** Start DATA ROWS **

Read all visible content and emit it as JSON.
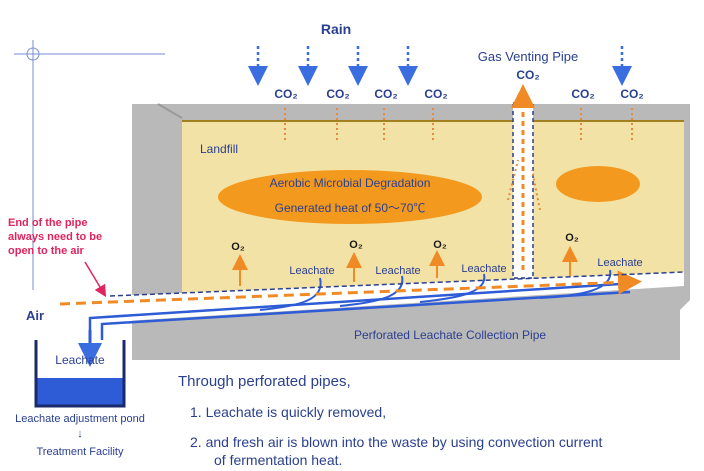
{
  "rain_label": "Rain",
  "gas_vent_label": "Gas Venting Pipe",
  "co2_label": "CO₂",
  "o2_label": "O₂",
  "landfill_label": "Landfill",
  "degradation_line1": "Aerobic Microbial Degradation",
  "degradation_line2": "Generated heat  of  50～70℃",
  "pipe_end_note": [
    "End of the pipe",
    "always need to be",
    "open to the air"
  ],
  "air_label": "Air",
  "leachate_label": "Leachate",
  "collection_pipe_label": "Perforated Leachate Collection Pipe",
  "pond_label": "Leachate",
  "pond_caption": "Leachate adjustment pond",
  "arrow_down": "↓",
  "treatment_label": "Treatment Facility",
  "explanation": {
    "intro": "Through perforated pipes,",
    "point1": "1.  Leachate is quickly removed,",
    "point2a": "2.  and fresh air is blown into the waste by using convection current",
    "point2b": "of fermentation heat."
  },
  "colors": {
    "landfill_fill": "#f3e2a6",
    "ellipse_fill": "#f39a1e",
    "pipe_blue": "#2e5bd6",
    "air_arrow": "#f08a24",
    "note_red": "#e0245e",
    "text_navy": "#2a3f8f",
    "ground_gray": "#b9b9b9"
  }
}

** End DATA ROWS **

- **BRIEF**: Retype the records exactly. Any image in them should not appear in what you write.

- **SOLUTION BELOW**:
Read all visible content and emit it as JSON.
{
  "rain_label": "Rain",
  "gas_vent_label": "Gas Venting Pipe",
  "co2_label": "CO₂",
  "o2_label": "O₂",
  "landfill_label": "Landfill",
  "degradation_line1": "Aerobic Microbial Degradation",
  "degradation_line2": "Generated heat  of  50～70℃",
  "pipe_end_note": [
    "End of the pipe",
    "always need to be",
    "open to the air"
  ],
  "air_label": "Air",
  "leachate_label": "Leachate",
  "collection_pipe_label": "Perforated Leachate Collection Pipe",
  "pond_label": "Leachate",
  "pond_caption": "Leachate adjustment pond",
  "arrow_down": "↓",
  "treatment_label": "Treatment Facility",
  "explanation": {
    "intro": "Through perforated pipes,",
    "point1": "1.  Leachate is quickly removed,",
    "point2a": "2.  and fresh air is blown into the waste by using convection current",
    "point2b": "of fermentation heat."
  },
  "colors": {
    "landfill_fill": "#f3e2a6",
    "ellipse_fill": "#f39a1e",
    "pipe_blue": "#2e5bd6",
    "air_arrow": "#f08a24",
    "note_red": "#e0245e",
    "text_navy": "#2a3f8f",
    "ground_gray": "#b9b9b9"
  }
}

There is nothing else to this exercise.